● **What to do**:
In the data below, locate each line with the word "Энергия" and list it.
═════ Extracted data ═════
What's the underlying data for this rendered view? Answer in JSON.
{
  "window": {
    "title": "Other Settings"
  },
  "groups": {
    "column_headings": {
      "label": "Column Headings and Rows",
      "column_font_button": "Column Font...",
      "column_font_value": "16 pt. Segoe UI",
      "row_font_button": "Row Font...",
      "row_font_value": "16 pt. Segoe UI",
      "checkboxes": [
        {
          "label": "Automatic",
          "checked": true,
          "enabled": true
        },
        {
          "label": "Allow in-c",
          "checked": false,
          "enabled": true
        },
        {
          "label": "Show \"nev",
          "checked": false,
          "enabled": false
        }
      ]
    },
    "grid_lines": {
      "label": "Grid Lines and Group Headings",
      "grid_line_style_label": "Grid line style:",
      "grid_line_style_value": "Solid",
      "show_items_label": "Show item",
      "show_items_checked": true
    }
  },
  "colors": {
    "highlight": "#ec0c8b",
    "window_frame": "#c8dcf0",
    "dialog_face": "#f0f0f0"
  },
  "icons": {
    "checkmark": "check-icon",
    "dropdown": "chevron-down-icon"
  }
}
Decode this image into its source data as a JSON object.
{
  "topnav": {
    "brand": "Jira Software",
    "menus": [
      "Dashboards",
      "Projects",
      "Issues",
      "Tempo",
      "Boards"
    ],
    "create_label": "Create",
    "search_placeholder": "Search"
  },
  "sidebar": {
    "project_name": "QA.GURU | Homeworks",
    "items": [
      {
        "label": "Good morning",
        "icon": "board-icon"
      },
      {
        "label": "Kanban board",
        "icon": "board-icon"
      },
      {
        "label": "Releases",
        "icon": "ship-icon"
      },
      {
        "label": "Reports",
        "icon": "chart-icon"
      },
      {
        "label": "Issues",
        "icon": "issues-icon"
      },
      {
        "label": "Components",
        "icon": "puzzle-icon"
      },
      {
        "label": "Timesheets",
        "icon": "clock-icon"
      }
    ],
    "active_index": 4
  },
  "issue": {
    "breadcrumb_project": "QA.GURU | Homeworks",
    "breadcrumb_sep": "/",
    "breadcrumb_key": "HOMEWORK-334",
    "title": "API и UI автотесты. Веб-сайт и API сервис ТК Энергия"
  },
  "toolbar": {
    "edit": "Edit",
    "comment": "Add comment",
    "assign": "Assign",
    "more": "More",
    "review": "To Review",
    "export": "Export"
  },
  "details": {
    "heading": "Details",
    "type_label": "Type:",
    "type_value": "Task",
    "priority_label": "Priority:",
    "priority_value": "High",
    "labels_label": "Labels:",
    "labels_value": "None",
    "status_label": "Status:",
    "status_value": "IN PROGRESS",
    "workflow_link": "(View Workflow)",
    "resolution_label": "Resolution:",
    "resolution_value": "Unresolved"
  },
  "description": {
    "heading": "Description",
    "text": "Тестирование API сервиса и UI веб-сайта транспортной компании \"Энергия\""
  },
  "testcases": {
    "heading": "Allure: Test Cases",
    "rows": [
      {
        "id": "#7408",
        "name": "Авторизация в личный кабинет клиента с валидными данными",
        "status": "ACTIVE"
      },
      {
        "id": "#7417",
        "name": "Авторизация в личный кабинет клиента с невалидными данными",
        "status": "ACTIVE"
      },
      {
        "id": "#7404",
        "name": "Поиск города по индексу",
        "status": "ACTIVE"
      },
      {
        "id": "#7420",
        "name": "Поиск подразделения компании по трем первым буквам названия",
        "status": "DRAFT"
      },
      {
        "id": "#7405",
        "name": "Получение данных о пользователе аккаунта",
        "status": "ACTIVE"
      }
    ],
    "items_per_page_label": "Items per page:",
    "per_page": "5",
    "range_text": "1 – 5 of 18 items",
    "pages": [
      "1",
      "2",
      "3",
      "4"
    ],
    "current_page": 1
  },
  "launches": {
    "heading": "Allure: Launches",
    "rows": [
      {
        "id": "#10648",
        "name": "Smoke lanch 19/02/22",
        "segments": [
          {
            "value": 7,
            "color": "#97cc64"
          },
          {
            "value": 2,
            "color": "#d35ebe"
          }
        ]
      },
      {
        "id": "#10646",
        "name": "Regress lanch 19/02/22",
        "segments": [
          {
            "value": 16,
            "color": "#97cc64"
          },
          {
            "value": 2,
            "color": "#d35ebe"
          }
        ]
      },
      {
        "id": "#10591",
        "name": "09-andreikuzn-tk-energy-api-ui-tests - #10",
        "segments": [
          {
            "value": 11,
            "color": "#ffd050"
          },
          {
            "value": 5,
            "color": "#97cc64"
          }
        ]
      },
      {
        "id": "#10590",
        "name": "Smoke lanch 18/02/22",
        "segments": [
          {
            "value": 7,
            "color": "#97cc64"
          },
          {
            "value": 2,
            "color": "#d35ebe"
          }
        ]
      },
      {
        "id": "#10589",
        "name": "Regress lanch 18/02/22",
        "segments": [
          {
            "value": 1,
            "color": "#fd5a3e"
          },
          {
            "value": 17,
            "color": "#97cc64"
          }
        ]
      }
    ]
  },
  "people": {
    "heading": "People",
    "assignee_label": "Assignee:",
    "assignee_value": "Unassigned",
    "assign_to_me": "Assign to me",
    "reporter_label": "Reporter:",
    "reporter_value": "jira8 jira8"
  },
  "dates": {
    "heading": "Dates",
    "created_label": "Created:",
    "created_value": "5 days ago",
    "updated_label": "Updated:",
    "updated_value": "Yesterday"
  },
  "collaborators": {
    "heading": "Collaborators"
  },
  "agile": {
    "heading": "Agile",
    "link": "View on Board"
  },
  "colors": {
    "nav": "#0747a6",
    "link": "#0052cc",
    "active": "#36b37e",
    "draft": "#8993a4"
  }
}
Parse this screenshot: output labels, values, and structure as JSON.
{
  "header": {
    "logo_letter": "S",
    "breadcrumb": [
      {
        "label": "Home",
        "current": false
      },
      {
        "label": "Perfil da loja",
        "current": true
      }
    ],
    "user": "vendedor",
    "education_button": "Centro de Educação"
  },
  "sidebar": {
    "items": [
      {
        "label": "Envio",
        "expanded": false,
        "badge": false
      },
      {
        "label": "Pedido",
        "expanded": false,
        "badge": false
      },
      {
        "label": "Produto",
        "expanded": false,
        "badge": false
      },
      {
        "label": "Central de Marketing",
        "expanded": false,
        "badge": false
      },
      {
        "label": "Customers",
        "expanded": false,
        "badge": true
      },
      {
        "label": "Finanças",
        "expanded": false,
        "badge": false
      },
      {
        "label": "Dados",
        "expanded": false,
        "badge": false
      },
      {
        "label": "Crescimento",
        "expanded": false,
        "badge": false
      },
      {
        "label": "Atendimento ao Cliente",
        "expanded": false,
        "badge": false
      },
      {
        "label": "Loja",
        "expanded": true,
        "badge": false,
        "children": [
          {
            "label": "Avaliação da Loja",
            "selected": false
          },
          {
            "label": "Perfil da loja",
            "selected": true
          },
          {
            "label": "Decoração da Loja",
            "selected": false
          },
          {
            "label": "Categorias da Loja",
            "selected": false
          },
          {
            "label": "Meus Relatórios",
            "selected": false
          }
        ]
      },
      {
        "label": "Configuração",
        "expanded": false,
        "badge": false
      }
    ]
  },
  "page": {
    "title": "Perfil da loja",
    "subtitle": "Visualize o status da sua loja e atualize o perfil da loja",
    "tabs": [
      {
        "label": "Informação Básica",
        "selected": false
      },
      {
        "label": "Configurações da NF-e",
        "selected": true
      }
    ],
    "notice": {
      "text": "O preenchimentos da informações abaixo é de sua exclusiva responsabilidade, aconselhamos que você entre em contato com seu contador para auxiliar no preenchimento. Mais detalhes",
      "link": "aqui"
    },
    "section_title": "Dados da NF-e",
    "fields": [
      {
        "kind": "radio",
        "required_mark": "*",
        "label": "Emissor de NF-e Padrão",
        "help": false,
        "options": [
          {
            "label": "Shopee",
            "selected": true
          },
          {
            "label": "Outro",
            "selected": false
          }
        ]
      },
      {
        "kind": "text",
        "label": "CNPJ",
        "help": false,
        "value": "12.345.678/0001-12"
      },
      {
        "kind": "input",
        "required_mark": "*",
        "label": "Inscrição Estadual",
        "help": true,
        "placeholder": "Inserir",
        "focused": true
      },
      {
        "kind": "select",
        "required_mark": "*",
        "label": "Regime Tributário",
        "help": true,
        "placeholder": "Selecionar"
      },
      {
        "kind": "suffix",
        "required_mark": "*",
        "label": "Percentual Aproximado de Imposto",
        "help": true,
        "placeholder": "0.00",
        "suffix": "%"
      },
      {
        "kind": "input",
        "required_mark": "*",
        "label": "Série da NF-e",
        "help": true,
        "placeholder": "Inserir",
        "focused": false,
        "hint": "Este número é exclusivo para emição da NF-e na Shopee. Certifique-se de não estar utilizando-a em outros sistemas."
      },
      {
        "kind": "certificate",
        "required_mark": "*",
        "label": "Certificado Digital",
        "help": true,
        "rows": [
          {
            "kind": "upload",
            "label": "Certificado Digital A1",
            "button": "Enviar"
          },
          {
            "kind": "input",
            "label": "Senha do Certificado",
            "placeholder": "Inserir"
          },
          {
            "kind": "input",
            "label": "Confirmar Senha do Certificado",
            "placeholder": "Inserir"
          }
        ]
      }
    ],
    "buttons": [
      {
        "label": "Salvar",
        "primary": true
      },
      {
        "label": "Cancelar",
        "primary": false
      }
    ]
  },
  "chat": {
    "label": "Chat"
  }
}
═════
● **Solution to this problem**:
    "title": "API и UI автотесты. Веб-сайт и API сервис ТК Энергия"
    "text": "Тестирование API сервиса и UI веб-сайта транспортной компании \"Энергия\""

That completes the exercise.